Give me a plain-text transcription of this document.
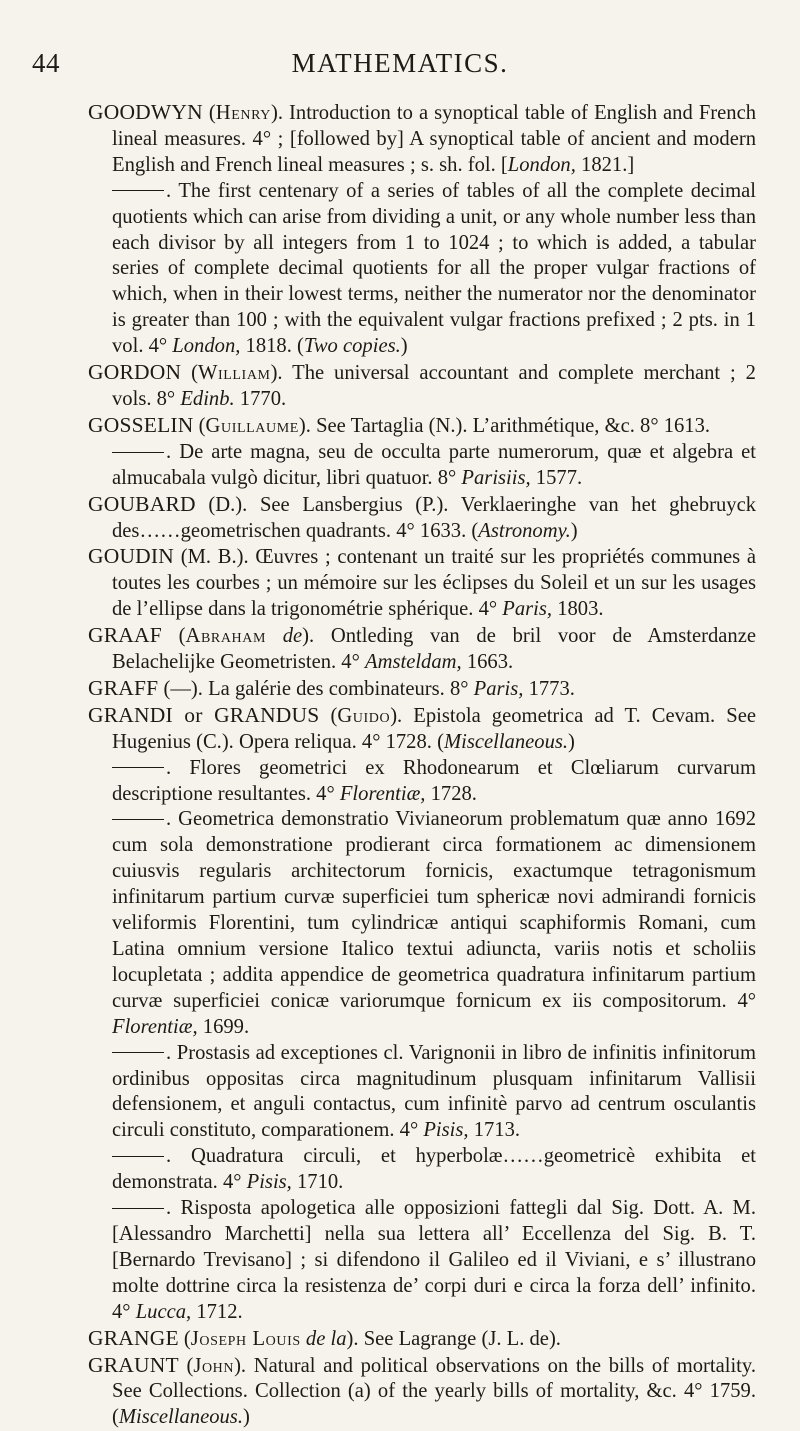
44	MATHEMATICS.
GOODWYN (Henry). Introduction to a synoptical table of English and French lineal measures. 4° ; [followed by] A synoptical table of ancient and modern English and French lineal measures ; s. sh. fol. [London, 1821.]
. The first centenary of a series of tables of all the complete decimal quotients which can arise from dividing a unit, or any whole number less than each divisor by all integers from 1 to 1024 ; to which is added, a tabular series of complete decimal quotients for all the proper vulgar fractions of which, when in their lowest terms, neither the numerator nor the denominator is greater than 100 ; with the equivalent vulgar fractions prefixed ; 2 pts. in 1 vol. 4° London, 1818. (Two copies.)
GORDON (William). The universal accountant and complete merchant ; 2 vols. 8° Edinb. 1770.
GOSSELIN (Guillaume). See Tartaglia (N.). L’arithmétique, &c. 8° 1613.
. De arte magna, seu de occulta parte numerorum, quæ et algebra et almucabala vulgò dicitur, libri quatuor. 8° Parisiis, 1577.
GOUBARD (D.). See Lansbergius (P.). Verklaeringhe van het ghebruyck des……geometrischen quadrants. 4° 1633. (Astronomy.)
GOUDIN (M. B.). Œuvres ; contenant un traité sur les propriétés communes à toutes les courbes ; un mémoire sur les éclipses du Soleil et un sur les usages de l’ellipse dans la trigonométrie sphérique. 4° Paris, 1803.
GRAAF (Abraham de). Ontleding van de bril voor de Amsterdanze Belachelijke Geometristen. 4° Amsteldam, 1663.
GRAFF (—). La galérie des combinateurs. 8° Paris, 1773.
GRANDI or GRANDUS (Guido). Epistola geometrica ad T. Cevam. See Hugenius (C.). Opera reliqua. 4° 1728. (Miscellaneous.)
. Flores geometrici ex Rhodonearum et Clœliarum curvarum descriptione resultantes. 4° Florentiæ, 1728.
. Geometrica demonstratio Vivianeorum problematum quæ anno 1692 cum sola demonstratione prodierant circa formationem ac dimensionem cuiusvis regularis architectorum fornicis, exactumque tetragonismum infinitarum partium curvæ superficiei tum sphericæ novi admirandi fornicis veliformis Florentini, tum cylindricæ antiqui scaphiformis Romani, cum Latina omnium versione Italico textui adiuncta, variis notis et scholiis locupletata ; addita appendice de geometrica quadratura infinitarum partium curvæ superficiei conicæ variorumque fornicum ex iis compositorum. 4° Florentiæ, 1699.
. Prostasis ad exceptiones cl. Varignonii in libro de infinitis infinitorum ordinibus oppositas circa magnitudinum plusquam infinitarum Vallisii defensionem, et anguli contactus, cum infinitè parvo ad centrum osculantis circuli constituto, comparationem. 4° Pisis, 1713.
. Quadratura circuli, et hyperbolæ……geometricè exhibita et demonstrata. 4° Pisis, 1710.
. Risposta apologetica alle opposizioni fattegli dal Sig. Dott. A. M. [Alessandro Marchetti] nella sua lettera all’ Eccellenza del Sig. B. T. [Bernardo Trevisano] ; si difendono il Galileo ed il Viviani, e s’ illustrano molte dottrine circa la resistenza de’ corpi duri e circa la forza dell’ infinito. 4° Lucca, 1712.
GRANGE (Joseph Louis de la). See Lagrange (J. L. de).
GRAUNT (John). Natural and political observations on the bills of mortality. See Collections. Collection (a) of the yearly bills of mortality, &c. 4° 1759. (Miscellaneous.)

Task instructions
Excluding the pictures, restate the records above word for word.

Task result
Give me a plain-text transcription of this document.
44	MATHEMATICS.
GOODWYN (Henry). Introduction to a synoptical table of English and French lineal measures. 4° ; [followed by] A synoptical table of ancient and modern English and French lineal measures ; s. sh. fol. [London, 1821.]
. The first centenary of a series of tables of all the complete decimal quotients which can arise from dividing a unit, or any whole number less than each divisor by all integers from 1 to 1024 ; to which is added, a tabular series of complete decimal quotients for all the proper vulgar fractions of which, when in their lowest terms, neither the numerator nor the denominator is greater than 100 ; with the equivalent vulgar fractions prefixed ; 2 pts. in 1 vol. 4° London, 1818. (Two copies.)
GORDON (William). The universal accountant and complete merchant ; 2 vols. 8° Edinb. 1770.
GOSSELIN (Guillaume). See Tartaglia (N.). L’arithmétique, &c. 8° 1613.
. De arte magna, seu de occulta parte numerorum, quæ et algebra et almucabala vulgò dicitur, libri quatuor. 8° Parisiis, 1577.
GOUBARD (D.). See Lansbergius (P.). Verklaeringhe van het ghebruyck des……geometrischen quadrants. 4° 1633. (Astronomy.)
GOUDIN (M. B.). Œuvres ; contenant un traité sur les propriétés communes à toutes les courbes ; un mémoire sur les éclipses du Soleil et un sur les usages de l’ellipse dans la trigonométrie sphérique. 4° Paris, 1803.
GRAAF (Abraham de). Ontleding van de bril voor de Amsterdanze Belachelijke Geometristen. 4° Amsteldam, 1663.
GRAFF (—). La galérie des combinateurs. 8° Paris, 1773.
GRANDI or GRANDUS (Guido). Epistola geometrica ad T. Cevam. See Hugenius (C.). Opera reliqua. 4° 1728. (Miscellaneous.)
. Flores geometrici ex Rhodonearum et Clœliarum curvarum descriptione resultantes. 4° Florentiæ, 1728.
. Geometrica demonstratio Vivianeorum problematum quæ anno 1692 cum sola demonstratione prodierant circa formationem ac dimensionem cuiusvis regularis architectorum fornicis, exactumque tetragonismum infinitarum partium curvæ superficiei tum sphericæ novi admirandi fornicis veliformis Florentini, tum cylindricæ antiqui scaphiformis Romani, cum Latina omnium versione Italico textui adiuncta, variis notis et scholiis locupletata ; addita appendice de geometrica quadratura infinitarum partium curvæ superficiei conicæ variorumque fornicum ex iis compositorum. 4° Florentiæ, 1699.
. Prostasis ad exceptiones cl. Varignonii in libro de infinitis infinitorum ordinibus oppositas circa magnitudinum plusquam infinitarum Vallisii defensionem, et anguli contactus, cum infinitè parvo ad centrum osculantis circuli constituto, comparationem. 4° Pisis, 1713.
. Quadratura circuli, et hyperbolæ……geometricè exhibita et demonstrata. 4° Pisis, 1710.
. Risposta apologetica alle opposizioni fattegli dal Sig. Dott. A. M. [Alessandro Marchetti] nella sua lettera all’ Eccellenza del Sig. B. T. [Bernardo Trevisano] ; si difendono il Galileo ed il Viviani, e s’ illustrano molte dottrine circa la resistenza de’ corpi duri e circa la forza dell’ infinito. 4° Lucca, 1712.
GRANGE (Joseph Louis de la). See Lagrange (J. L. de).
GRAUNT (John). Natural and political observations on the bills of mortality. See Collections. Collection (a) of the yearly bills of mortality, &c. 4° 1759. (Miscellaneous.)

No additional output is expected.